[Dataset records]

>> begin

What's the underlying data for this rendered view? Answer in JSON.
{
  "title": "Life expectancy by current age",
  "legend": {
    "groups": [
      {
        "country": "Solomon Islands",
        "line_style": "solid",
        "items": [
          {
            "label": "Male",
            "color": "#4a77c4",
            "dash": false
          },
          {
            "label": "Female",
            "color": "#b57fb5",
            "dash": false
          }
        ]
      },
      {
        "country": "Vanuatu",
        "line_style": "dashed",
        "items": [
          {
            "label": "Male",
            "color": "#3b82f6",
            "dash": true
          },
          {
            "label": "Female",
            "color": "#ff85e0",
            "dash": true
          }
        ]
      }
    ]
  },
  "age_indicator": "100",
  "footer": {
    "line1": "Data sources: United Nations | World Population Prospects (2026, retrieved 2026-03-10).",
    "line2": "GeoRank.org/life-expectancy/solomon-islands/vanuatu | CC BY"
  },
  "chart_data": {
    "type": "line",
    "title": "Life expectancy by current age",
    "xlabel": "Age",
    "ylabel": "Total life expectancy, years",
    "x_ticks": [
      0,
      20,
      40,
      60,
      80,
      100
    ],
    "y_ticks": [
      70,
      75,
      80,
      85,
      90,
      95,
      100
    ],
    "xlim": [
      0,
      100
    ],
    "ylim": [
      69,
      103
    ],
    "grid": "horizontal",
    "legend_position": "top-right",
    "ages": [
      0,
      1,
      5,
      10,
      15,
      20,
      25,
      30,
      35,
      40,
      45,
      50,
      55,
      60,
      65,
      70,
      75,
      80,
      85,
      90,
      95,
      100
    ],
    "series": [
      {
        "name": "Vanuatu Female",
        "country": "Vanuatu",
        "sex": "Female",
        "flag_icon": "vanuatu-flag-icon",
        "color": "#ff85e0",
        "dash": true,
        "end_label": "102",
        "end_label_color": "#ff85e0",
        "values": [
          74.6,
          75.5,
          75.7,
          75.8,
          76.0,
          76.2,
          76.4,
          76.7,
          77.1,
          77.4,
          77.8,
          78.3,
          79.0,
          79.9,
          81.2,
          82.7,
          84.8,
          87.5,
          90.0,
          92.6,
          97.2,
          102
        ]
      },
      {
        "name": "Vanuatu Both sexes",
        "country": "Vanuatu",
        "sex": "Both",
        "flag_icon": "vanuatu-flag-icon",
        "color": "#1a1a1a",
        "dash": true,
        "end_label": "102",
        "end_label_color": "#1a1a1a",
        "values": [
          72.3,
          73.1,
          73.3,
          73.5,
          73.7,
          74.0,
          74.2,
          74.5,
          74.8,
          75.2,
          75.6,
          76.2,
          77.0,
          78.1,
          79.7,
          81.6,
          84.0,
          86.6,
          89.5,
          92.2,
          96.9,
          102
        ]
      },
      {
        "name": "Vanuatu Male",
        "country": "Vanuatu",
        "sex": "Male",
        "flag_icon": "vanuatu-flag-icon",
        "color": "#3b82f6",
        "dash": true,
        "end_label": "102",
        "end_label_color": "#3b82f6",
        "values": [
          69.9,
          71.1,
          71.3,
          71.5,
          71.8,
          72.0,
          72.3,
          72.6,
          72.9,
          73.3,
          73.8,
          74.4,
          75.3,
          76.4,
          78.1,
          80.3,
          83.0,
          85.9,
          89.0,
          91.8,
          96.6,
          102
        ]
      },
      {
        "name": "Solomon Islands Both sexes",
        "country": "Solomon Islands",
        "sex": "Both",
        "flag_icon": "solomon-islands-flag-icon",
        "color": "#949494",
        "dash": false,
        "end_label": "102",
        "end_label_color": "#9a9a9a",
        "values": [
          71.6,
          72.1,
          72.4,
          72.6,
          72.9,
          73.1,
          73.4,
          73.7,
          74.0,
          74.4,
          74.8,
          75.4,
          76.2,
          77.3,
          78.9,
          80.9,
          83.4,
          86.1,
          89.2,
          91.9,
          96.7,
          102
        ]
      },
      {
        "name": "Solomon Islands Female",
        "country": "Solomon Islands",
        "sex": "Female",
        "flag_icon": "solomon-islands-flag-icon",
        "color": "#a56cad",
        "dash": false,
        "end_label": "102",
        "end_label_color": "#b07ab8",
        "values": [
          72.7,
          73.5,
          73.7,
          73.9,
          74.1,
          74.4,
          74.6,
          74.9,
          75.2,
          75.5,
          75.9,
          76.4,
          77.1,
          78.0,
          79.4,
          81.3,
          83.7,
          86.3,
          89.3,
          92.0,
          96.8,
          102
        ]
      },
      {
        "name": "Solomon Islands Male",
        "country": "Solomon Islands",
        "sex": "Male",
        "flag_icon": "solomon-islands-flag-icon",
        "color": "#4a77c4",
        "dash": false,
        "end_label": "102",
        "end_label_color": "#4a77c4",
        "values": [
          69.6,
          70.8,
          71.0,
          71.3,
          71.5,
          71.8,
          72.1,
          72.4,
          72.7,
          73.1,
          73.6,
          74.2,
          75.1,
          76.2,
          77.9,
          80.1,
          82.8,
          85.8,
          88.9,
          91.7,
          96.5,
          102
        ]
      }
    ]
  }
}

>> end

Write out the listing once more, matching it exactly.

What's the underlying data for this rendered view? Answer in JSON.
{
  "title": "Life expectancy by current age",
  "legend": {
    "groups": [
      {
        "country": "Solomon Islands",
        "line_style": "solid",
        "items": [
          {
            "label": "Male",
            "color": "#4a77c4",
            "dash": false
          },
          {
            "label": "Female",
            "color": "#b57fb5",
            "dash": false
          }
        ]
      },
      {
        "country": "Vanuatu",
        "line_style": "dashed",
        "items": [
          {
            "label": "Male",
            "color": "#3b82f6",
            "dash": true
          },
          {
            "label": "Female",
            "color": "#ff85e0",
            "dash": true
          }
        ]
      }
    ]
  },
  "age_indicator": "100",
  "footer": {
    "line1": "Data sources: United Nations | World Population Prospects (2026, retrieved 2026-03-10).",
    "line2": "GeoRank.org/life-expectancy/solomon-islands/vanuatu | CC BY"
  },
  "chart_data": {
    "type": "line",
    "title": "Life expectancy by current age",
    "xlabel": "Age",
    "ylabel": "Total life expectancy, years",
    "x_ticks": [
      0,
      20,
      40,
      60,
      80,
      100
    ],
    "y_ticks": [
      70,
      75,
      80,
      85,
      90,
      95,
      100
    ],
    "xlim": [
      0,
      100
    ],
    "ylim": [
      69,
      103
    ],
    "grid": "horizontal",
    "legend_position": "top-right",
    "ages": [
      0,
      1,
      5,
      10,
      15,
      20,
      25,
      30,
      35,
      40,
      45,
      50,
      55,
      60,
      65,
      70,
      75,
      80,
      85,
      90,
      95,
      100
    ],
    "series": [
      {
        "name": "Vanuatu Female",
        "country": "Vanuatu",
        "sex": "Female",
        "flag_icon": "vanuatu-flag-icon",
        "color": "#ff85e0",
        "dash": true,
        "end_label": "102",
        "end_label_color": "#ff85e0",
        "values": [
          74.6,
          75.5,
          75.7,
          75.8,
          76.0,
          76.2,
          76.4,
          76.7,
          77.1,
          77.4,
          77.8,
          78.3,
          79.0,
          79.9,
          81.2,
          82.7,
          84.8,
          87.5,
          90.0,
          92.6,
          97.2,
          102
        ]
      },
      {
        "name": "Vanuatu Both sexes",
        "country": "Vanuatu",
        "sex": "Both",
        "flag_icon": "vanuatu-flag-icon",
        "color": "#1a1a1a",
        "dash": true,
        "end_label": "102",
        "end_label_color": "#1a1a1a",
        "values": [
          72.3,
          73.1,
          73.3,
          73.5,
          73.7,
          74.0,
          74.2,
          74.5,
          74.8,
          75.2,
          75.6,
          76.2,
          77.0,
          78.1,
          79.7,
          81.6,
          84.0,
          86.6,
          89.5,
          92.2,
          96.9,
          102
        ]
      },
      {
        "name": "Vanuatu Male",
        "country": "Vanuatu",
        "sex": "Male",
        "flag_icon": "vanuatu-flag-icon",
        "color": "#3b82f6",
        "dash": true,
        "end_label": "102",
        "end_label_color": "#3b82f6",
        "values": [
          69.9,
          71.1,
          71.3,
          71.5,
          71.8,
          72.0,
          72.3,
          72.6,
          72.9,
          73.3,
          73.8,
          74.4,
          75.3,
          76.4,
          78.1,
          80.3,
          83.0,
          85.9,
          89.0,
          91.8,
          96.6,
          102
        ]
      },
      {
        "name": "Solomon Islands Both sexes",
        "country": "Solomon Islands",
        "sex": "Both",
        "flag_icon": "solomon-islands-flag-icon",
        "color": "#949494",
        "dash": false,
        "end_label": "102",
        "end_label_color": "#9a9a9a",
        "values": [
          71.6,
          72.1,
          72.4,
          72.6,
          72.9,
          73.1,
          73.4,
          73.7,
          74.0,
          74.4,
          74.8,
          75.4,
          76.2,
          77.3,
          78.9,
          80.9,
          83.4,
          86.1,
          89.2,
          91.9,
          96.7,
          102
        ]
      },
      {
        "name": "Solomon Islands Female",
        "country": "Solomon Islands",
        "sex": "Female",
        "flag_icon": "solomon-islands-flag-icon",
        "color": "#a56cad",
        "dash": false,
        "end_label": "102",
        "end_label_color": "#b07ab8",
        "values": [
          72.7,
          73.5,
          73.7,
          73.9,
          74.1,
          74.4,
          74.6,
          74.9,
          75.2,
          75.5,
          75.9,
          76.4,
          77.1,
          78.0,
          79.4,
          81.3,
          83.7,
          86.3,
          89.3,
          92.0,
          96.8,
          102
        ]
      },
      {
        "name": "Solomon Islands Male",
        "country": "Solomon Islands",
        "sex": "Male",
        "flag_icon": "solomon-islands-flag-icon",
        "color": "#4a77c4",
        "dash": false,
        "end_label": "102",
        "end_label_color": "#4a77c4",
        "values": [
          69.6,
          70.8,
          71.0,
          71.3,
          71.5,
          71.8,
          72.1,
          72.4,
          72.7,
          73.1,
          73.6,
          74.2,
          75.1,
          76.2,
          77.9,
          80.1,
          82.8,
          85.8,
          88.9,
          91.7,
          96.5,
          102
        ]
      }
    ]
  }
}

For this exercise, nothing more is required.